Short task -
The records below must be transcribed exactly. Do not include the pictures.

Source records -
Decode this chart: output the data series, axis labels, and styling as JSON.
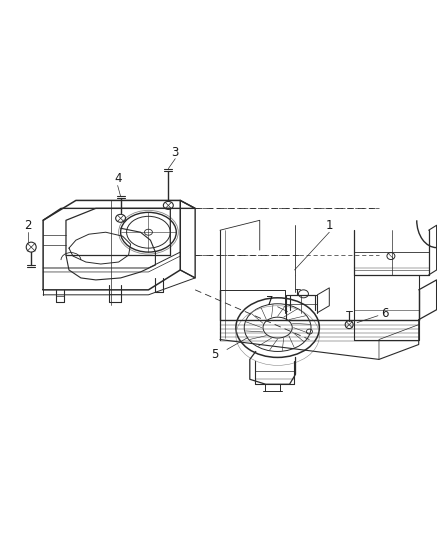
{
  "background_color": "#ffffff",
  "line_color": "#2a2a2a",
  "label_color": "#1a1a1a",
  "fig_width": 4.38,
  "fig_height": 5.33,
  "dpi": 100,
  "label_fontsize": 8.5
}
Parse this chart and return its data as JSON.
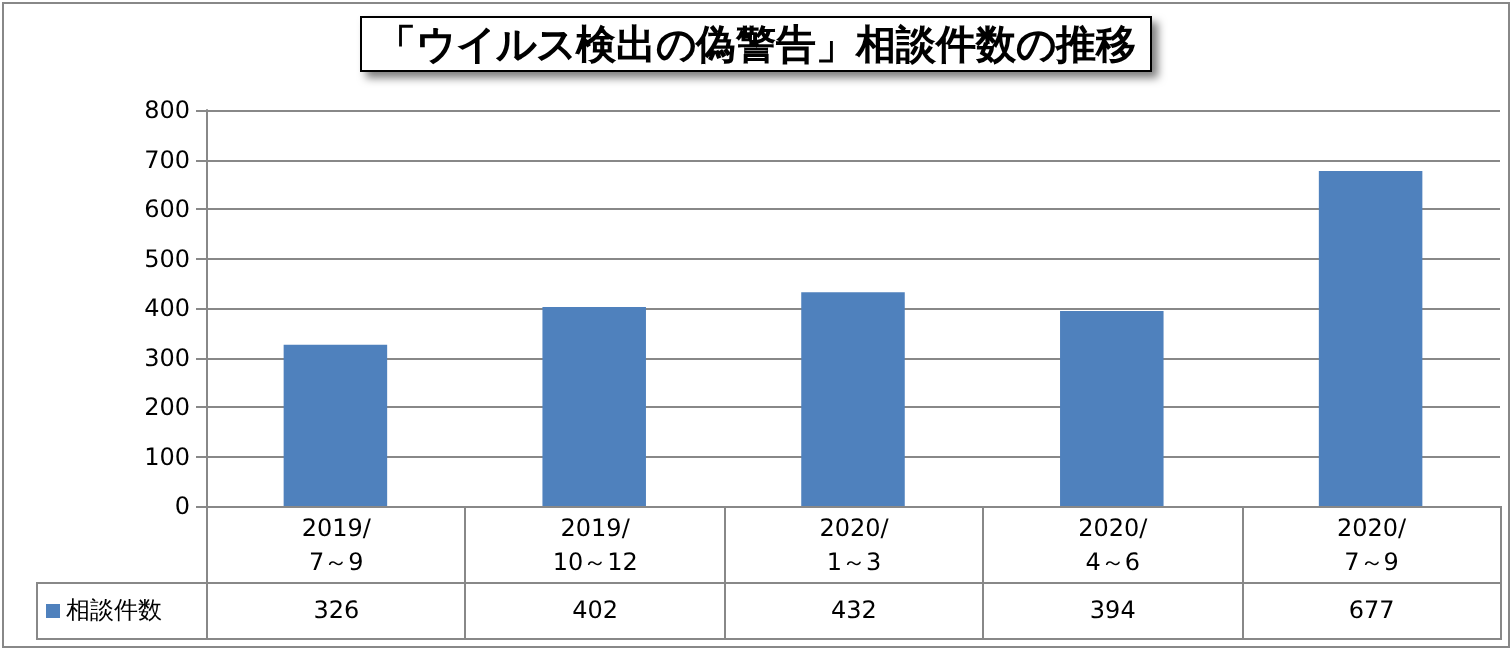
{
  "chart_data": {
    "type": "bar",
    "title": "「ウイルス検出の偽警告」相談件数の推移",
    "categories": [
      "2019/\n7～9",
      "2019/\n10～12",
      "2020/\n1～3",
      "2020/\n4～6",
      "2020/\n7～9"
    ],
    "series": [
      {
        "name": "相談件数",
        "color": "#4f81bd",
        "values": [
          326,
          402,
          432,
          394,
          677
        ]
      }
    ],
    "ylim": [
      0,
      800
    ],
    "yticks": [
      0,
      100,
      200,
      300,
      400,
      500,
      600,
      700,
      800
    ],
    "grid": "y",
    "data_labels": true
  }
}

Answer in full -
Decode this chart: output the data series, axis labels, and styling as JSON.
{
  "background_color": "#ffffff",
  "line_color": "#2a2a2a",
  "label_color": "#1a1a1a",
  "fig_width": 4.38,
  "fig_height": 5.33,
  "dpi": 100,
  "label_fontsize": 8.5
}
Parse this chart and return its data as JSON.
{
  "chart_data": {
    "type": "bar",
    "title": "「ウイルス検出の偽警告」相談件数の推移",
    "categories": [
      "2019/\n7～9",
      "2019/\n10～12",
      "2020/\n1～3",
      "2020/\n4～6",
      "2020/\n7～9"
    ],
    "series": [
      {
        "name": "相談件数",
        "color": "#4f81bd",
        "values": [
          326,
          402,
          432,
          394,
          677
        ]
      }
    ],
    "ylim": [
      0,
      800
    ],
    "yticks": [
      0,
      100,
      200,
      300,
      400,
      500,
      600,
      700,
      800
    ],
    "grid": "y",
    "data_labels": true
  }
}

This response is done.